Give every line of the records below, from the first line through the line containing "- coupon-type: 商家满减券: [92, 2246, 242, 2281]", as a JSON list of strings with one string per line and no blank lines.

━━ Data shown

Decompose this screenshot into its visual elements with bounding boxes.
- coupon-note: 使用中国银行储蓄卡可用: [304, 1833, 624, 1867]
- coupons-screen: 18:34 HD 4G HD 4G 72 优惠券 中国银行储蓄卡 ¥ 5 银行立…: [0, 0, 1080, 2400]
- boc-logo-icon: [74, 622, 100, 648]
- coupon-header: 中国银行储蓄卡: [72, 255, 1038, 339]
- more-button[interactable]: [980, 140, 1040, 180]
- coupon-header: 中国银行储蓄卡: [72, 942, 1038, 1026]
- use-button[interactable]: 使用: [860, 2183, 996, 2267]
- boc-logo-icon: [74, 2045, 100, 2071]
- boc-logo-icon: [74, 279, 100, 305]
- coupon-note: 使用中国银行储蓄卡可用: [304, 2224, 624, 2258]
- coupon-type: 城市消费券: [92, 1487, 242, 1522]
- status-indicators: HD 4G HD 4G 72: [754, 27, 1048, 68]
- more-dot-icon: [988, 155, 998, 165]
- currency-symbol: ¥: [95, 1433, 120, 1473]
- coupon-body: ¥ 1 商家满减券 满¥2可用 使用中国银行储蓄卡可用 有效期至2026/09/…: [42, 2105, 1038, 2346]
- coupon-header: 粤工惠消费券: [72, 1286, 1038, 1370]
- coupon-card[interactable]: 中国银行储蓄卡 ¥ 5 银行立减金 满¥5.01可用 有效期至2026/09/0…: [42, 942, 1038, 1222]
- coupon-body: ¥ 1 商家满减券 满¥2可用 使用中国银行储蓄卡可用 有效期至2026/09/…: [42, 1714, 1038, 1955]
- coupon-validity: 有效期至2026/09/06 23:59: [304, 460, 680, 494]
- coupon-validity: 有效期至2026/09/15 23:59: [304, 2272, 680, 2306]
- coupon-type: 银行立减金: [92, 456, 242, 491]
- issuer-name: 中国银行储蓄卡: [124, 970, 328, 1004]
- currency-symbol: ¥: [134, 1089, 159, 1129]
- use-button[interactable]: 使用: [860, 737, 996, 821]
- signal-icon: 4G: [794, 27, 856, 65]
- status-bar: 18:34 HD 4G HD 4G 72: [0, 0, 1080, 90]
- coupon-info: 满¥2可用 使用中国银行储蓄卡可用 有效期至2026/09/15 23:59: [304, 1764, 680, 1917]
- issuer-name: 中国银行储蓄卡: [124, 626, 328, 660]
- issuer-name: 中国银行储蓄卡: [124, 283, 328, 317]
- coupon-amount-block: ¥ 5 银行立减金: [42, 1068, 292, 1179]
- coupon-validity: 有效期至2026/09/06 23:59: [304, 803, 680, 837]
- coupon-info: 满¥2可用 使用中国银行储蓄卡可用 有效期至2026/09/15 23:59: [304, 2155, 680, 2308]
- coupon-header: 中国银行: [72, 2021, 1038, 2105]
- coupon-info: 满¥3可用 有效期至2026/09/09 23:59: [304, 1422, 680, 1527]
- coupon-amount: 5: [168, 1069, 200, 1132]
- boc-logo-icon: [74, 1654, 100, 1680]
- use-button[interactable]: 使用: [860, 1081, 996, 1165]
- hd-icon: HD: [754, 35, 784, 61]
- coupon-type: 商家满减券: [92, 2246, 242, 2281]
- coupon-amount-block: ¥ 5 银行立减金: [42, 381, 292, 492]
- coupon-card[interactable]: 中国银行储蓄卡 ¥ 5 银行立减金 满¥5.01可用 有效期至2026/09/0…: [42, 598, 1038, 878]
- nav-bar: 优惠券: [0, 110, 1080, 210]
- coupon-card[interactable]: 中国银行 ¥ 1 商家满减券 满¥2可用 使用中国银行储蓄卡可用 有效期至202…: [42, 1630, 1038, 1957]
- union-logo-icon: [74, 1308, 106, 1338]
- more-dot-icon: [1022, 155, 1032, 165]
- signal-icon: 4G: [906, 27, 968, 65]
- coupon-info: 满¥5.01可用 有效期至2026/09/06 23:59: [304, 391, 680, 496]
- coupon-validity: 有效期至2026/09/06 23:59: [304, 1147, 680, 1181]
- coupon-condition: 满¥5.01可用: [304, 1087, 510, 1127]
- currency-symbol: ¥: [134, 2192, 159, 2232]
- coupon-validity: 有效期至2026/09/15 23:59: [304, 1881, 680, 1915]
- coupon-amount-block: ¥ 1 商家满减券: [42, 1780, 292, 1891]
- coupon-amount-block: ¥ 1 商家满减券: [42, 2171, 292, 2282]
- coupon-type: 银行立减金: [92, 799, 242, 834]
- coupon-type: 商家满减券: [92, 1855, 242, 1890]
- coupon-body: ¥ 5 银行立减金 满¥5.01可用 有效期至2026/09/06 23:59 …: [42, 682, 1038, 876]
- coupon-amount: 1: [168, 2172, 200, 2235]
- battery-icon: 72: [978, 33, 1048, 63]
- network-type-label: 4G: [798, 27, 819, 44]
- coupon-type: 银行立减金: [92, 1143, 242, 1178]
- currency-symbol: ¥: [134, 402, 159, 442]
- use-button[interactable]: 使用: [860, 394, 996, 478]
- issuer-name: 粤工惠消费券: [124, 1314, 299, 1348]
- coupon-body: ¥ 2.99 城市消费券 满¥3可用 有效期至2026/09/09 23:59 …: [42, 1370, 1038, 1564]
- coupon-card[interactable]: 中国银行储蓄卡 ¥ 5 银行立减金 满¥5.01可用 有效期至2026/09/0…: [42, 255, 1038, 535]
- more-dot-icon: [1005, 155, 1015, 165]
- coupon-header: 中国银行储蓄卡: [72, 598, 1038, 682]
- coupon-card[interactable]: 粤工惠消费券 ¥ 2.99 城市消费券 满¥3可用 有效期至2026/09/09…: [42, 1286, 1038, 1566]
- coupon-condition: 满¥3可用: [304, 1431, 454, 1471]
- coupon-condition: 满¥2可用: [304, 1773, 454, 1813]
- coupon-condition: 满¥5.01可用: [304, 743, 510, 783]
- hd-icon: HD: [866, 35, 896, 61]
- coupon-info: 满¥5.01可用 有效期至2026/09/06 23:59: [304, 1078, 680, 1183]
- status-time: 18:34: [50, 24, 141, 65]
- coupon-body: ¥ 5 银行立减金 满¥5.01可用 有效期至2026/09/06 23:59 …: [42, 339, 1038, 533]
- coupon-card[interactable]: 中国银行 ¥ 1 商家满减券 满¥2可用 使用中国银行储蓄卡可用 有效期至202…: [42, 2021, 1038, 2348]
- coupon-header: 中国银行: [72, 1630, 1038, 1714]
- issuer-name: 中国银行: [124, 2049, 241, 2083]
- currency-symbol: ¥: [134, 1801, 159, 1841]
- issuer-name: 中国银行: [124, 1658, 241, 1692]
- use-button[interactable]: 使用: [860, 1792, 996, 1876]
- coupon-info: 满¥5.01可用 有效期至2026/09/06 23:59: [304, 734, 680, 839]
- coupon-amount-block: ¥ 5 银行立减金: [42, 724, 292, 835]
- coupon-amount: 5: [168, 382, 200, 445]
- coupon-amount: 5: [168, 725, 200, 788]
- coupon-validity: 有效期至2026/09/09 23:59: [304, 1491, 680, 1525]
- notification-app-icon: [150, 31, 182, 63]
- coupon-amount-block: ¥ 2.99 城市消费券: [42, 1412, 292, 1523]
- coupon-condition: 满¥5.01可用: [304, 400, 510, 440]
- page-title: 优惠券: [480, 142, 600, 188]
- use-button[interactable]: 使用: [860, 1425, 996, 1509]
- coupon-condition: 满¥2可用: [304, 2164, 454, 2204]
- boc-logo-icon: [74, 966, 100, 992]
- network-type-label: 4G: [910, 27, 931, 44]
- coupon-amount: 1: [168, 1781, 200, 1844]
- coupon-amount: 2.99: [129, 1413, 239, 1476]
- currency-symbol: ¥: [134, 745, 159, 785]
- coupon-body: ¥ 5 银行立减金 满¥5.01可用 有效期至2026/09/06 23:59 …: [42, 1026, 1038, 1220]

━━━━

#### Written solution:
[
  "Decompose this screenshot into its visual elements with bounding boxes.",
  "- coupon-note: 使用中国银行储蓄卡可用: [304, 1833, 624, 1867]",
  "- coupons-screen: 18:34 HD 4G HD 4G 72 优惠券 中国银行储蓄卡 ¥ 5 银行立…: [0, 0, 1080, 2400]",
  "- boc-logo-icon: [74, 622, 100, 648]",
  "- coupon-header: 中国银行储蓄卡: [72, 255, 1038, 339]",
  "- more-button[interactable]: [980, 140, 1040, 180]",
  "- coupon-header: 中国银行储蓄卡: [72, 942, 1038, 1026]",
  "- use-button[interactable]: 使用: [860, 2183, 996, 2267]",
  "- boc-logo-icon: [74, 2045, 100, 2071]",
  "- boc-logo-icon: [74, 279, 100, 305]",
  "- coupon-note: 使用中国银行储蓄卡可用: [304, 2224, 624, 2258]",
  "- coupon-type: 城市消费券: [92, 1487, 242, 1522]",
  "- status-indicators: HD 4G HD 4G 72: [754, 27, 1048, 68]",
  "- more-dot-icon: [988, 155, 998, 165]",
  "- currency-symbol: ¥: [95, 1433, 120, 1473]",
  "- coupon-body: ¥ 1 商家满减券 满¥2可用 使用中国银行储蓄卡可用 有效期至2026/09/…: [42, 2105, 1038, 2346]",
  "- coupon-header: 粤工惠消费券: [72, 1286, 1038, 1370]",
  "- coupon-card[interactable]: 中国银行储蓄卡 ¥ 5 银行立减金 满¥5.01可用 有效期至2026/09/0…: [42, 942, 1038, 1222]",
  "- coupon-body: ¥ 1 商家满减券 满¥2可用 使用中国银行储蓄卡可用 有效期至2026/09/…: [42, 1714, 1038, 1955]",
  "- coupon-validity: 有效期至2026/09/06 23:59: [304, 460, 680, 494]",
  "- coupon-validity: 有效期至2026/09/15 23:59: [304, 2272, 680, 2306]",
  "- coupon-type: 银行立减金: [92, 456, 242, 491]",
  "- issuer-name: 中国银行储蓄卡: [124, 970, 328, 1004]",
  "- currency-symbol: ¥: [134, 1089, 159, 1129]",
  "- use-button[interactable]: 使用: [860, 737, 996, 821]",
  "- signal-icon: 4G: [794, 27, 856, 65]",
  "- status-bar: 18:34 HD 4G HD 4G 72: [0, 0, 1080, 90]",
  "- coupon-info: 满¥2可用 使用中国银行储蓄卡可用 有效期至2026/09/15 23:59: [304, 1764, 680, 1917]",
  "- issuer-name: 中国银行储蓄卡: [124, 626, 328, 660]",
  "- issuer-name: 中国银行储蓄卡: [124, 283, 328, 317]",
  "- coupon-amount-block: ¥ 5 银行立减金: [42, 1068, 292, 1179]",
  "- coupon-validity: 有效期至2026/09/06 23:59: [304, 803, 680, 837]",
  "- coupon-info: 满¥2可用 使用中国银行储蓄卡可用 有效期至2026/09/15 23:59: [304, 2155, 680, 2308]",
  "- coupon-header: 中国银行: [72, 2021, 1038, 2105]",
  "- coupon-info: 满¥3可用 有效期至2026/09/09 23:59: [304, 1422, 680, 1527]",
  "- coupon-amount: 5: [168, 1069, 200, 1132]",
  "- boc-logo-icon: [74, 1654, 100, 1680]",
  "- use-button[interactable]: 使用: [860, 1081, 996, 1165]",
  "- hd-icon: HD: [754, 35, 784, 61]",
  "- coupon-type: 商家满减券: [92, 2246, 242, 2281]"
]